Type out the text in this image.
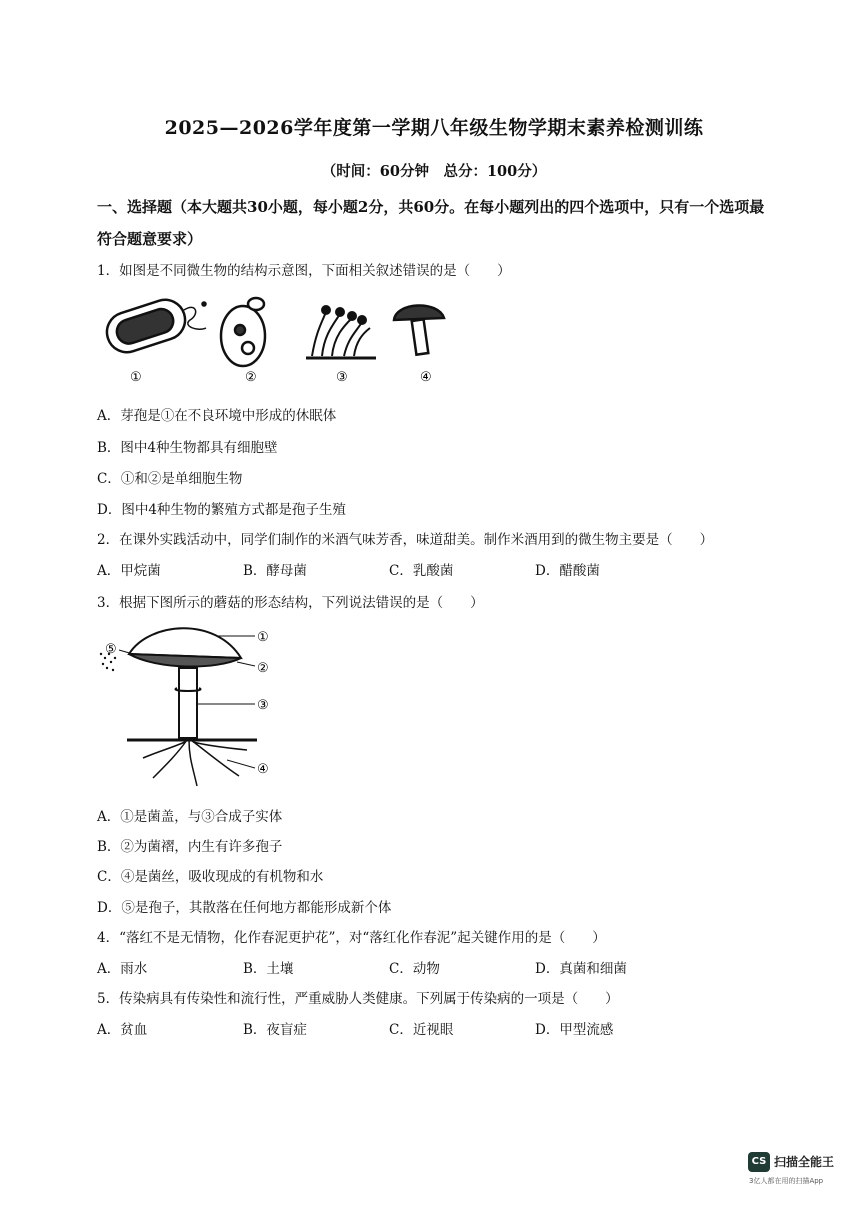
2025—2026学年度第一学期八年级生物学期末素养检测训练
（时间：60分钟　总分：100分）
一、选择题（本大题共30小题，每小题2分，共60分。在每小题列出的四个选项中，只有一个选项最符合题意要求）
1．如图是不同微生物的结构示意图，下面相关叙述错误的是（　　）
①	②	③	④
A．芽孢是①在不良环境中形成的休眠体
B．图中4种生物都具有细胞壁
C．①和②是单细胞生物
D．图中4种生物的繁殖方式都是孢子生殖
2．在课外实践活动中，同学们制作的米酒气味芳香，味道甜美。制作米酒用到的微生物主要是（　　）
A．甲烷菌	B．酵母菌	C．乳酸菌	D．醋酸菌
3．根据下图所示的蘑菇的形态结构，下列说法错误的是（　　）
①
②
③
④
⑤
A．①是菌盖，与③合成子实体
B．②为菌褶，内生有许多孢子
C．④是菌丝，吸收现成的有机物和水
D．⑤是孢子，其散落在任何地方都能形成新个体
4．“落红不是无情物，化作春泥更护花”，对“落红化作春泥”起关键作用的是（　　）
A．雨水	B．土壤	C．动物	D．真菌和细菌
5．传染病具有传染性和流行性，严重威胁人类健康。下列属于传染病的一项是（　　）
A．贫血	B．夜盲症	C．近视眼	D．甲型流感
CS 扫描全能王
3亿人都在用的扫描App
○ ○ ○ ○ ○ ○ ○
## DIRECTIONS
Copy the records exactly as they appear, excluding images.

## EXERCISE RESULT
Type out the text in this image.
2025—2026学年度第一学期八年级生物学期末素养检测训练
（时间：60分钟　总分：100分）
一、选择题（本大题共30小题，每小题2分，共60分。在每小题列出的四个选项中，只有一个选项最符合题意要求）
1．如图是不同微生物的结构示意图，下面相关叙述错误的是（　　）
①	②	③	④
A．芽孢是①在不良环境中形成的休眠体
B．图中4种生物都具有细胞壁
C．①和②是单细胞生物
D．图中4种生物的繁殖方式都是孢子生殖
2．在课外实践活动中，同学们制作的米酒气味芳香，味道甜美。制作米酒用到的微生物主要是（　　）
A．甲烷菌	B．酵母菌	C．乳酸菌	D．醋酸菌
3．根据下图所示的蘑菇的形态结构，下列说法错误的是（　　）
①
②
③
④
⑤
A．①是菌盖，与③合成子实体
B．②为菌褶，内生有许多孢子
C．④是菌丝，吸收现成的有机物和水
D．⑤是孢子，其散落在任何地方都能形成新个体
4．“落红不是无情物，化作春泥更护花”，对“落红化作春泥”起关键作用的是（　　）
A．雨水	B．土壤	C．动物	D．真菌和细菌
5．传染病具有传染性和流行性，严重威胁人类健康。下列属于传染病的一项是（　　）
A．贫血	B．夜盲症	C．近视眼	D．甲型流感
CS 扫描全能王
3亿人都在用的扫描App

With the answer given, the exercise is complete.